QUÉ HACER >>
Copia tal cual el fragmento del texto sobre el café en Guatemala, empezando por "del grano. Las" y siguiendo hasta "los precios mundiales.".

A mediados de la década de 1880 Guatemala se situó como el principal exportador mundial


del grano. Las comunicaciones habían mejorado mucho para la zona productora de la
Bocacosta del Pacífico, y estaban superados, aunque fuera parcialmente, los problemas de
escasez de mano de obra. Sin embargo, conforme creció la producción, la economía del
país se hizo cada vez más dependiente de las exportaciones de café. Todavía se exportó
grana en la década de 1870, pero rápidamente desapareció como cultivo importante, y no
surgió ningún otro, si bien en la última década del siglo hubo envíos de bananos al exterior.
La economía del país se hizo vulnerable a cualquier fluctuación en los precios mundiales.

DATOS MOSTRADOS >>
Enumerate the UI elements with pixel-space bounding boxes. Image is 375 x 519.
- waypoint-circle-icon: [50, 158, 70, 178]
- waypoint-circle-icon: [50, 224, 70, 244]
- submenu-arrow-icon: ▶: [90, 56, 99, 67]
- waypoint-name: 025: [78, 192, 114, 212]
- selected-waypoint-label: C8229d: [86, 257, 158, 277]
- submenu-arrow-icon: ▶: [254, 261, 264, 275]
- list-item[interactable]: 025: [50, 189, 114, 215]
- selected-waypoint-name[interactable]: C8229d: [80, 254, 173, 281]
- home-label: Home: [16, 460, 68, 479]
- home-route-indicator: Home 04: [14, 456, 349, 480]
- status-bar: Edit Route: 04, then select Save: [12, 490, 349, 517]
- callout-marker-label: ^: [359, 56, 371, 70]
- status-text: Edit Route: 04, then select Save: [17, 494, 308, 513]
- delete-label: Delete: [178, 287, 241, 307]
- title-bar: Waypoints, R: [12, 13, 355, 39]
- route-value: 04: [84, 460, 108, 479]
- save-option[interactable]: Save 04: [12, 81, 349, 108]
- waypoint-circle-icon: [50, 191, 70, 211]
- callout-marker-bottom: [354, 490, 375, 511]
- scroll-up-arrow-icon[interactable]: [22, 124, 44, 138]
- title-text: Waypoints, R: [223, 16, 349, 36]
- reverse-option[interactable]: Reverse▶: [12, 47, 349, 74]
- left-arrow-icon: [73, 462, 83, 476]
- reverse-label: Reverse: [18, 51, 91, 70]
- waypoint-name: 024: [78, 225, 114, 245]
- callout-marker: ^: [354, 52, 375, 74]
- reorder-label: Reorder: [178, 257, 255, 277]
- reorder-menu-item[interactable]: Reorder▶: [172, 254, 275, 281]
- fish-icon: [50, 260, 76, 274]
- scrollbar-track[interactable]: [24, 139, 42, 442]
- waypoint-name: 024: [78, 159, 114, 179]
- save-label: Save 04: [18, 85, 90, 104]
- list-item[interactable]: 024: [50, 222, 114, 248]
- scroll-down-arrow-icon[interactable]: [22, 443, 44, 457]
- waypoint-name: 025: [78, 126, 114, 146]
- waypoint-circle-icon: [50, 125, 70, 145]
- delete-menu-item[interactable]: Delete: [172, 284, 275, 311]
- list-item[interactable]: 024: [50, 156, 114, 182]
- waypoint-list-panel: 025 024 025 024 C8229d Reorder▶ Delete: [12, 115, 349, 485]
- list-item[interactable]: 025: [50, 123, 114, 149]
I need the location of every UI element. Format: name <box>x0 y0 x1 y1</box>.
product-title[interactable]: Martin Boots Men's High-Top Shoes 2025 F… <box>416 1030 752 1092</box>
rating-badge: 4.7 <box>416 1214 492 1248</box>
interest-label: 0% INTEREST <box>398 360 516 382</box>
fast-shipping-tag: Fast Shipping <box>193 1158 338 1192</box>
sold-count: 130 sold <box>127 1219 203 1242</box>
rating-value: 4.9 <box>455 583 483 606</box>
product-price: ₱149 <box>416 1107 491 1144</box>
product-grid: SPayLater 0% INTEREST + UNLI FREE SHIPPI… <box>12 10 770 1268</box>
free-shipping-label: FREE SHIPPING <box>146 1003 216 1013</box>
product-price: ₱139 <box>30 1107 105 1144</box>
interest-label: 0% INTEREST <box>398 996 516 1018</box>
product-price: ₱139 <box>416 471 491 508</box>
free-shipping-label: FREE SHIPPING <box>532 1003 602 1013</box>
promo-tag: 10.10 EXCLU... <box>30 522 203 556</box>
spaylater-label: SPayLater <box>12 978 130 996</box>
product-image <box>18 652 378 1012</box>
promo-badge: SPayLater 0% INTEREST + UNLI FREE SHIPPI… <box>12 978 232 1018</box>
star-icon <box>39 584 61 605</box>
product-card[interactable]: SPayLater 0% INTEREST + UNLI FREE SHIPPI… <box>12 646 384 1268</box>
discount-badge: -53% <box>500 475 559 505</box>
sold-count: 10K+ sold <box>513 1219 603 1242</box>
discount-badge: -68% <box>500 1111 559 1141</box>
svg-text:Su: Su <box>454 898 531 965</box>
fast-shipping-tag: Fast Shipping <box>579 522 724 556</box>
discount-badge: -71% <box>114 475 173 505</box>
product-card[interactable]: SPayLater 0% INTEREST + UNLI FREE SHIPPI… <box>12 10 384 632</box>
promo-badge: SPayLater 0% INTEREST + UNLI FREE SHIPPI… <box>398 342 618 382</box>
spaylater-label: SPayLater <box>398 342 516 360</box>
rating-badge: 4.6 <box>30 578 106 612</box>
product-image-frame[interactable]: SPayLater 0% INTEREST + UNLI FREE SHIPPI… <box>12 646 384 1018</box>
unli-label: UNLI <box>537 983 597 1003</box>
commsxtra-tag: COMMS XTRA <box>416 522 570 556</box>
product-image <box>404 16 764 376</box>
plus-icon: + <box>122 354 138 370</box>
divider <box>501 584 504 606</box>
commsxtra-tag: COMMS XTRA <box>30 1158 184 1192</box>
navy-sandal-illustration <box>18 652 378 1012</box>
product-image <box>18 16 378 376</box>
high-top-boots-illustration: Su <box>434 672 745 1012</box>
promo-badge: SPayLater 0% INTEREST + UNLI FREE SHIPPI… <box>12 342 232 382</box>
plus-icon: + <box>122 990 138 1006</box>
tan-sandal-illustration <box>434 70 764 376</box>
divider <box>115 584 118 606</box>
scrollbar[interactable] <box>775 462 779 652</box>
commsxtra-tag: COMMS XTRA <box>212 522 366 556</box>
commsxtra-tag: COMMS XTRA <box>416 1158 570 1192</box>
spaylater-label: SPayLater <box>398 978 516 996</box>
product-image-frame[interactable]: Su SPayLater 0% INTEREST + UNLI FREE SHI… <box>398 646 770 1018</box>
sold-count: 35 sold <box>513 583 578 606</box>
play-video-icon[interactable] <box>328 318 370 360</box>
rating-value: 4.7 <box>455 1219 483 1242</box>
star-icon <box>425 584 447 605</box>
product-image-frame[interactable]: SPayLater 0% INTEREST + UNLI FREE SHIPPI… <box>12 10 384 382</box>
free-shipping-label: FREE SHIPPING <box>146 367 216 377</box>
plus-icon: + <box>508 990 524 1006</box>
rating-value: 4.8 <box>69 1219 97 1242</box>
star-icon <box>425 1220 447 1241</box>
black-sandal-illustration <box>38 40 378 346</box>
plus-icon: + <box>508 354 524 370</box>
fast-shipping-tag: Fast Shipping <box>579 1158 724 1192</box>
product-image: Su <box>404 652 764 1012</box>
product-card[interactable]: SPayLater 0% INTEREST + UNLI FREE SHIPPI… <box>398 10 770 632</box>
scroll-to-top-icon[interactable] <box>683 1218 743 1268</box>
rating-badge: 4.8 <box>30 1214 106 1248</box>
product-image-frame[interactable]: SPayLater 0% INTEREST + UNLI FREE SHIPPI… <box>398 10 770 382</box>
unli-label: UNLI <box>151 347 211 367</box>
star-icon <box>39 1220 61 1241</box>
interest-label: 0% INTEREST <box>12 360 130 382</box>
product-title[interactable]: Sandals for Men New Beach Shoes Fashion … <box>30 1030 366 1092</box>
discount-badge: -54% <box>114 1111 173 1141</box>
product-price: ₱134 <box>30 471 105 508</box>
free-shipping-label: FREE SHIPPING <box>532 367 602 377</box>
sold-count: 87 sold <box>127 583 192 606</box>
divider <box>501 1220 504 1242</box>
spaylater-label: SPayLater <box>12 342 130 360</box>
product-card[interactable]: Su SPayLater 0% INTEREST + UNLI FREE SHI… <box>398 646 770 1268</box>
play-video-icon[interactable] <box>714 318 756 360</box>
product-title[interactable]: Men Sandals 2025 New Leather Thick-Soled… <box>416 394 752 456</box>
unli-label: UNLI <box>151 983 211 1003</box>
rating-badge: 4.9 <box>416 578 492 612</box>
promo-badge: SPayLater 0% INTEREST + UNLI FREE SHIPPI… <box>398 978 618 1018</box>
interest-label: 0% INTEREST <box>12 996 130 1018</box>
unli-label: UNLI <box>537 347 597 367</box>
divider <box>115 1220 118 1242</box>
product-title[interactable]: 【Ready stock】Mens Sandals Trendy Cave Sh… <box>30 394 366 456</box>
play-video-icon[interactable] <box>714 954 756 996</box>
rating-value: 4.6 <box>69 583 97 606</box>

RESULTADO >>
del grano. Las comunicaciones habían mejorado mucho para la zona productora de la
Bocacosta del Pacífico, y estaban superados, aunque fuera parcialmente, los problemas de
escasez de mano de obra. Sin embargo, conforme creció la producción, la economía del
país se hizo cada vez más dependiente de las exportaciones de café. Todavía se exportó
grana en la década de 1870, pero rápidamente desapareció como cultivo importante, y no
surgió ningún otro, si bien en la última década del siglo hubo envíos de bananos al exterior.
La economía del país se hizo vulnerable a cualquier fluctuación en los precios mundiales.